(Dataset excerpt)

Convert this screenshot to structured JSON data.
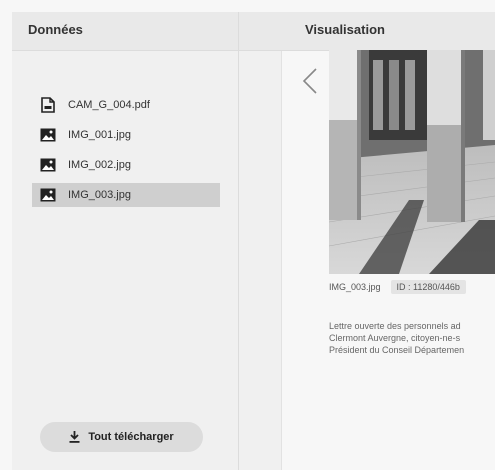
{
  "left_panel": {
    "title": "Données",
    "files": [
      {
        "name": "CAM_G_004.pdf",
        "icon": "pdf-file-icon"
      },
      {
        "name": "IMG_001.jpg",
        "icon": "image-icon"
      },
      {
        "name": "IMG_002.jpg",
        "icon": "image-icon"
      },
      {
        "name": "IMG_003.jpg",
        "icon": "image-icon",
        "selected": true
      }
    ],
    "download_label": "Tout télécharger"
  },
  "right_panel": {
    "title": "Visualisation",
    "image_caption": "IMG_003.jpg",
    "image_id": "ID : 11280/446b",
    "description_lines": [
      "Lettre ouverte des personnels ad",
      "Clermont Auvergne, citoyen-ne-s",
      "Président du Conseil Départemen"
    ]
  },
  "colors": {
    "selected_row": "#cfcfcf",
    "button_bg": "#dcdcdc"
  }
}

OBJECTIVE
Make an exact copy of all entries above, dropping the images.

WRITTEN RESPONSE
Convert this screenshot to structured JSON data.
{
  "left_panel": {
    "title": "Données",
    "files": [
      {
        "name": "CAM_G_004.pdf",
        "icon": "pdf-file-icon"
      },
      {
        "name": "IMG_001.jpg",
        "icon": "image-icon"
      },
      {
        "name": "IMG_002.jpg",
        "icon": "image-icon"
      },
      {
        "name": "IMG_003.jpg",
        "icon": "image-icon",
        "selected": true
      }
    ],
    "download_label": "Tout télécharger"
  },
  "right_panel": {
    "title": "Visualisation",
    "image_caption": "IMG_003.jpg",
    "image_id": "ID : 11280/446b",
    "description_lines": [
      "Lettre ouverte des personnels ad",
      "Clermont Auvergne, citoyen-ne-s",
      "Président du Conseil Départemen"
    ]
  },
  "colors": {
    "selected_row": "#cfcfcf",
    "button_bg": "#dcdcdc"
  }
}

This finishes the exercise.